Data excerpts:
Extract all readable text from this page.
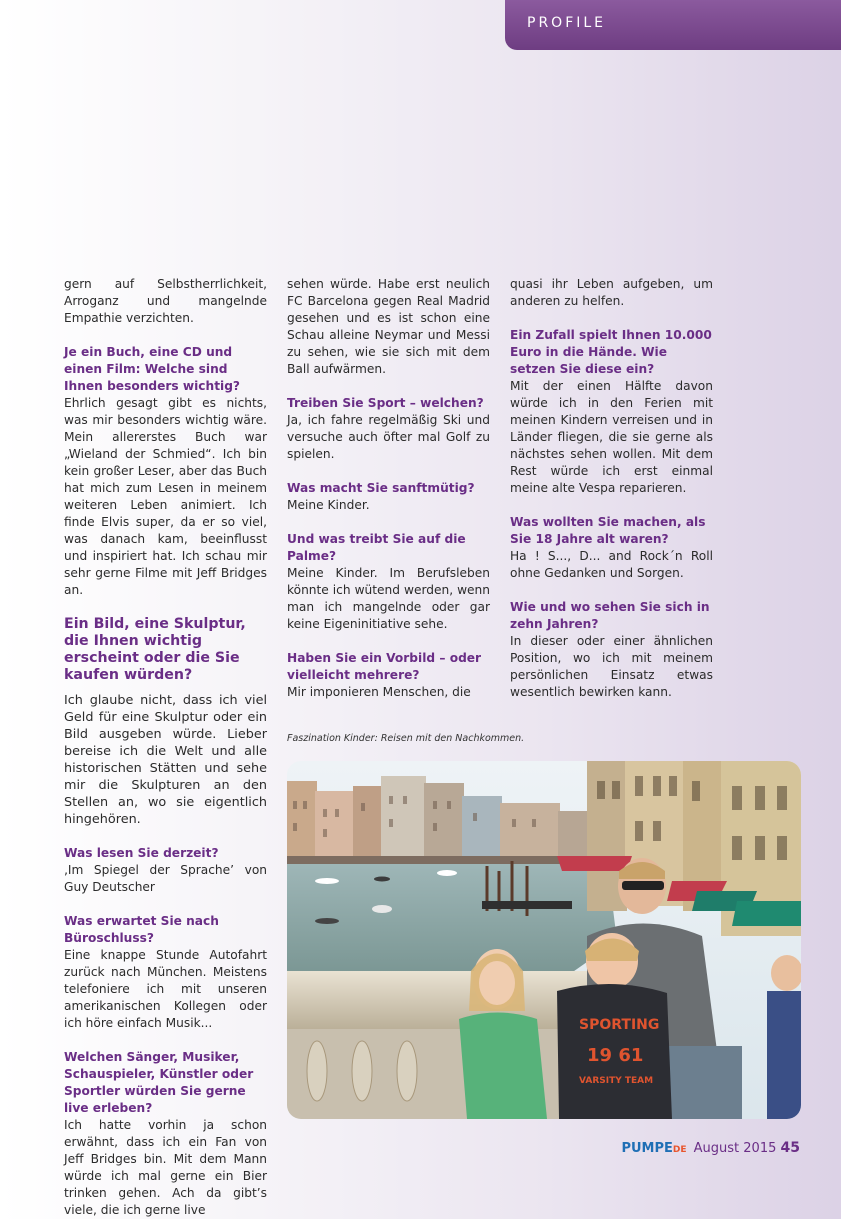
PROFILE

gern auf Selbstherrlichkeit, Arroganz und mangelnde Empathie verzichten.

Je ein Buch, eine CD und einen Film: Welche sind Ihnen besonders wichtig?

Ehrlich gesagt gibt es nichts, was mir besonders wichtig wäre. Mein allererstes Buch war „Wieland der Schmied“. Ich bin kein großer Leser, aber das Buch hat mich zum Lesen in meinem weiteren Leben animiert. Ich finde Elvis super, da er so viel, was danach kam, beeinflusst und inspiriert hat. Ich schau mir sehr gerne Filme mit Jeff Bridges an.

Ein Bild, eine Skulptur, die Ihnen wichtig erscheint oder die Sie kaufen würden?

Ich glaube nicht, dass ich viel Geld für eine Skulptur oder ein Bild ausgeben würde. Lieber bereise ich die Welt und alle historischen Stätten und sehe mir die Skulpturen an den Stellen an, wo sie eigentlich hingehören.

Was lesen Sie derzeit?

‚Im Spiegel der Sprache’ von Guy Deutscher

Was erwartet Sie nach Büroschluss?

Eine knappe Stunde Autofahrt zurück nach München. Meistens telefoniere ich mit unseren amerikanischen Kollegen oder ich höre einfach Musik...

Welchen Sänger, Musiker, Schauspieler, Künstler oder Sportler würden Sie gerne live erleben?

Ich hatte vorhin ja schon erwähnt, dass ich ein Fan von Jeff Bridges bin. Mit dem Mann würde ich mal gerne ein Bier trinken gehen. Ach da gibt’s viele, die ich gerne live

sehen würde. Habe erst neulich FC Barcelona gegen Real Madrid gesehen und es ist schon eine Schau alleine Neymar und Messi zu sehen, wie sie sich mit dem Ball aufwärmen.

Treiben Sie Sport – welchen?

Ja, ich fahre regelmäßig Ski und versuche auch öfter mal Golf zu spielen.

Was macht Sie sanftmütig?

Meine Kinder.

Und was treibt Sie auf die Palme?

Meine Kinder. Im Berufsleben könnte ich wütend werden, wenn man ich mangelnde oder gar keine Eigeninitiative sehe.

Haben Sie ein Vorbild – oder vielleicht mehrere?

Mir imponieren Menschen, die

quasi ihr Leben aufgeben, um anderen zu helfen.

Ein Zufall spielt Ihnen 10.000 Euro in die Hände. Wie setzen Sie diese ein?

Mit der einen Hälfte davon würde ich in den Ferien mit meinen Kindern verreisen und in Länder fliegen, die sie gerne als nächstes sehen wollen. Mit dem Rest würde ich erst einmal meine alte Vespa reparieren.

Was wollten Sie machen, als Sie 18 Jahre alt waren?

Ha ! S..., D... and Rock´n Roll ohne Gedanken und Sorgen.

Wie und wo sehen Sie sich in zehn Jahren?

In dieser oder einer ähnlichen Position, wo ich mit meinem persönlichen Einsatz etwas wesentlich bewirken kann.

Faszination Kinder: Reisen mit den Nachkommen.
SPORTING
19 61
VARSITY TEAM
PUMPEDE August 2015 45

> **Written exercise**:
Pick out every line holding the string "sehen" and return it.

> **Exercise answer**:
sehen würde. Habe erst neulich FC Barcelona gegen Real Madrid gesehen und es ist schon eine Schau alleine Neymar und Messi zu sehen, wie sie sich mit dem Ball aufwärmen.
Mit der einen Hälfte davon würde ich in den Ferien mit meinen Kindern verreisen und in Länder fliegen, die sie gerne als nächstes sehen wollen. Mit dem Rest würde ich erst einmal meine alte Vespa reparieren.
Wie und wo sehen Sie sich in zehn Jahren?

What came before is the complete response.